**Task to carry out**
Which lines in the records below contain the word "page"? Copy each of them.

**Supplied records**

BEGIN

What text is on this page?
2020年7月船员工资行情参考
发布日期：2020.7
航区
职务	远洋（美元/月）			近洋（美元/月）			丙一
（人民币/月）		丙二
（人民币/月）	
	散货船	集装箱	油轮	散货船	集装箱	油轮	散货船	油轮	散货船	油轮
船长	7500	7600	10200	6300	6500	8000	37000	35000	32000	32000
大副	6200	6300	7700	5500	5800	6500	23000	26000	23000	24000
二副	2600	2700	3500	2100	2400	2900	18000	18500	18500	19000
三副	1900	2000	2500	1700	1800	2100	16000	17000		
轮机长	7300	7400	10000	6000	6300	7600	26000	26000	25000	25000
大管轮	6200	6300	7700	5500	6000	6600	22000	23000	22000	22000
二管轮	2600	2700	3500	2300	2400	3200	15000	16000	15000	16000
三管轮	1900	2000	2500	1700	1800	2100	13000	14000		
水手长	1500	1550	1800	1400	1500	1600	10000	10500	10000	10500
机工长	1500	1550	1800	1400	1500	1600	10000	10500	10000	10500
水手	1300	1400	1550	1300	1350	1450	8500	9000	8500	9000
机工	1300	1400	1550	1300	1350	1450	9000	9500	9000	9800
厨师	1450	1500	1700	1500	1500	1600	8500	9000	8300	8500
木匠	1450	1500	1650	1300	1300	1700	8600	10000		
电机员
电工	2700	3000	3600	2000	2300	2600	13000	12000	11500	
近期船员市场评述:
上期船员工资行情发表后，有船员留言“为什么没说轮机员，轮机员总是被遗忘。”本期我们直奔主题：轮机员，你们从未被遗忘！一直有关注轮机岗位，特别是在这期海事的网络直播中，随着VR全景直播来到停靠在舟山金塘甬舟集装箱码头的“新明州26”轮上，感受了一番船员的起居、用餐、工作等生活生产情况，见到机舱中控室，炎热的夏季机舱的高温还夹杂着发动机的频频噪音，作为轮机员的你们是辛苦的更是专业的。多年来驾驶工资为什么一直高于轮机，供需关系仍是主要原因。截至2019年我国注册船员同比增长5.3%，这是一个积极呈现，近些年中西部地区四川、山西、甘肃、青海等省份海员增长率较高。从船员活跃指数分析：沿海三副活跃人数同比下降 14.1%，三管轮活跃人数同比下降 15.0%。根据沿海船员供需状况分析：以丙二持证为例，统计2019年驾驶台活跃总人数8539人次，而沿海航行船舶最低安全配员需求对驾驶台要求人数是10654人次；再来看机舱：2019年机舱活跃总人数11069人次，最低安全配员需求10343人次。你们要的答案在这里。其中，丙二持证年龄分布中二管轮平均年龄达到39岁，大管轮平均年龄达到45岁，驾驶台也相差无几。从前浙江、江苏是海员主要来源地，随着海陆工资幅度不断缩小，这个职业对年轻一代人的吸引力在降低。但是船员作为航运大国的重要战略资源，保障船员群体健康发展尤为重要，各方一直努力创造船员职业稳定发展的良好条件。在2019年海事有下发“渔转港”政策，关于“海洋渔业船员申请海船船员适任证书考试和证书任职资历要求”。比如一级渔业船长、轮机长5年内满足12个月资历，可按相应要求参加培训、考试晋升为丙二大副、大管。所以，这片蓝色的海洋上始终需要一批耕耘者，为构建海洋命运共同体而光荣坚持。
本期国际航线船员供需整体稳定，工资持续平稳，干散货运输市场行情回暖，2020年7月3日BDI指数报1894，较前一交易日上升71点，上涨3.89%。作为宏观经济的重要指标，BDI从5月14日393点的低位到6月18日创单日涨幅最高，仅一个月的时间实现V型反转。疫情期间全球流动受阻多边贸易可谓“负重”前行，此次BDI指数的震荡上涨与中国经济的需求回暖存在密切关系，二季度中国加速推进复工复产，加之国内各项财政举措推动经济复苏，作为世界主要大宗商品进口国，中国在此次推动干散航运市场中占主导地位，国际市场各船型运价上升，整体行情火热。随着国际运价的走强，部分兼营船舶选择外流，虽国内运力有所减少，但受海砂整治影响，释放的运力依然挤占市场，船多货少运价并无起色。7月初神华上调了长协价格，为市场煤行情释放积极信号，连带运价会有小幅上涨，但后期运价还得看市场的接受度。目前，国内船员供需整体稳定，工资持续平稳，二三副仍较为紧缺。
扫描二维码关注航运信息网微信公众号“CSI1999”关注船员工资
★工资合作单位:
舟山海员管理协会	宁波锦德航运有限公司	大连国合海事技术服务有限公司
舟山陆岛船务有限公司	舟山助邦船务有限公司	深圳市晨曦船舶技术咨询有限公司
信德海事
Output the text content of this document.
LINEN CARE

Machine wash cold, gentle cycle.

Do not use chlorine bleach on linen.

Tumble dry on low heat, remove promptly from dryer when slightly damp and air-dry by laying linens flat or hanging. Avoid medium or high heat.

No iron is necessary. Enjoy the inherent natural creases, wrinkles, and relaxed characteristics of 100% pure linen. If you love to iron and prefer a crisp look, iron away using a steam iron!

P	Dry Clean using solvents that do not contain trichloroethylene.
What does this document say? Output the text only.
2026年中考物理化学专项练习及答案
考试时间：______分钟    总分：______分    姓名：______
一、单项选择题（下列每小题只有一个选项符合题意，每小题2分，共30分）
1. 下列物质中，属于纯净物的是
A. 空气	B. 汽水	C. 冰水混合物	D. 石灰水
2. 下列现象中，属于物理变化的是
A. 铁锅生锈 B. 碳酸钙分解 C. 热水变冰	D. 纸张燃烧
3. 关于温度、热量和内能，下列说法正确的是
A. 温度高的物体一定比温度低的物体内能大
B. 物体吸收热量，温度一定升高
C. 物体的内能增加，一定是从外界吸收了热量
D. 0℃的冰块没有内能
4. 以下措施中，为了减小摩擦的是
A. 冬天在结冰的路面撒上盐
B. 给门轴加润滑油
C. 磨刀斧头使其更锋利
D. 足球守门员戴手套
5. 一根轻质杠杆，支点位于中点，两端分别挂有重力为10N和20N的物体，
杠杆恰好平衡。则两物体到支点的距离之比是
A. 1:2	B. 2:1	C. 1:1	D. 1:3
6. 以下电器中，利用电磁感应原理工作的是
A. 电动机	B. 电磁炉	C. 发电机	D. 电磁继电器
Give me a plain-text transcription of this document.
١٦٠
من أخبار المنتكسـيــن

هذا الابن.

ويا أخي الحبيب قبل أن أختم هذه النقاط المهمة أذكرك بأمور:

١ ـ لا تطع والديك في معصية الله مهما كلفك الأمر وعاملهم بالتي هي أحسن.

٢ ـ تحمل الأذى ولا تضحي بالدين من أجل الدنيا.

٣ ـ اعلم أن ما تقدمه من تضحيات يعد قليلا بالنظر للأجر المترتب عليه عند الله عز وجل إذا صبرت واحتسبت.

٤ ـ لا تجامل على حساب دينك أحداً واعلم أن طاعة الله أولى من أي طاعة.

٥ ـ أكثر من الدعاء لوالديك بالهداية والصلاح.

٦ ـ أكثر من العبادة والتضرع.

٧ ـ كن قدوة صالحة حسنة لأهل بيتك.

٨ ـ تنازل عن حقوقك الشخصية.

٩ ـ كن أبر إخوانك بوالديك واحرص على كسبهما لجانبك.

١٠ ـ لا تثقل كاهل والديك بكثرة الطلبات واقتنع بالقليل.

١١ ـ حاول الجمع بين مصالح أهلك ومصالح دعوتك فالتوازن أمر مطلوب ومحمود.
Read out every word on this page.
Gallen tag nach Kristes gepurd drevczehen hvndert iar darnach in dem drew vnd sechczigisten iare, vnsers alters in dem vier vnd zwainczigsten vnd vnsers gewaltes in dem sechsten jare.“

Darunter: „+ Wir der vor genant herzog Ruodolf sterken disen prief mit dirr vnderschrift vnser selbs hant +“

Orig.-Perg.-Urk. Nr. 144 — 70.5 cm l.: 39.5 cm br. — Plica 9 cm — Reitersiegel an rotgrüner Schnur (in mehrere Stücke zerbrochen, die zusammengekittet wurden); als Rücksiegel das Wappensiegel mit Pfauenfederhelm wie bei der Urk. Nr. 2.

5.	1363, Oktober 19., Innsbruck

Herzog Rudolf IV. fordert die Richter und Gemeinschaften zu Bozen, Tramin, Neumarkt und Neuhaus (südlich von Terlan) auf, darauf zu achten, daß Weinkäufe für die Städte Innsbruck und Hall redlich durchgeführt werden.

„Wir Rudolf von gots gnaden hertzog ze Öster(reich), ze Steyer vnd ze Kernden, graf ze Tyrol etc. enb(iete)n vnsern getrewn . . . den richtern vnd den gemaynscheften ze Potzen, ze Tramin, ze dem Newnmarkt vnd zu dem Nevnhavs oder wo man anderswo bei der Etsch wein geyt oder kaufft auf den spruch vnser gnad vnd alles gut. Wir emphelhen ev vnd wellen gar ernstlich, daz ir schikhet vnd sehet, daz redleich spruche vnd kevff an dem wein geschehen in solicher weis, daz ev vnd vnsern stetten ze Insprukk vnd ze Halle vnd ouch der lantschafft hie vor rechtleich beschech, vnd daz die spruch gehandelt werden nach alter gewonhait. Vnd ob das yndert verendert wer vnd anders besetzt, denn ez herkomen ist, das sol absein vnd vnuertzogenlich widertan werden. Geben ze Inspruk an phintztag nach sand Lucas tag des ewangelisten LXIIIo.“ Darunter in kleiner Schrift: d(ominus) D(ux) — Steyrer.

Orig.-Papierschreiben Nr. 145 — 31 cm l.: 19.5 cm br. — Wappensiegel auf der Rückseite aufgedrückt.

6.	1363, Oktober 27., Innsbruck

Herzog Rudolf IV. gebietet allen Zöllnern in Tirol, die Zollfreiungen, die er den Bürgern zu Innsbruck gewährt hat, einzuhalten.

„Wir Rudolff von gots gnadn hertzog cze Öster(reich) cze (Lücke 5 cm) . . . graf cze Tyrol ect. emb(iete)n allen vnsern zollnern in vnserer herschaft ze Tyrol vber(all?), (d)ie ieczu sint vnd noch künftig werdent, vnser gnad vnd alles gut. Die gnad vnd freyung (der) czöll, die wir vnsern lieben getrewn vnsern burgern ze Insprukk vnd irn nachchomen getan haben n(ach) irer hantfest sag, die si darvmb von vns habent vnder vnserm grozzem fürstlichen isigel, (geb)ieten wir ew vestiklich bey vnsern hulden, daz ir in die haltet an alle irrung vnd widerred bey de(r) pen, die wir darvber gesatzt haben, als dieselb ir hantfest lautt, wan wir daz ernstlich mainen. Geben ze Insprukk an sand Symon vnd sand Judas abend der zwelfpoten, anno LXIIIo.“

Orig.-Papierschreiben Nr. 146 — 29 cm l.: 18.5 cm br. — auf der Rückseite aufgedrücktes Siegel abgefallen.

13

END

**Correct answer**
What text is on this page?
Read out every word on this page.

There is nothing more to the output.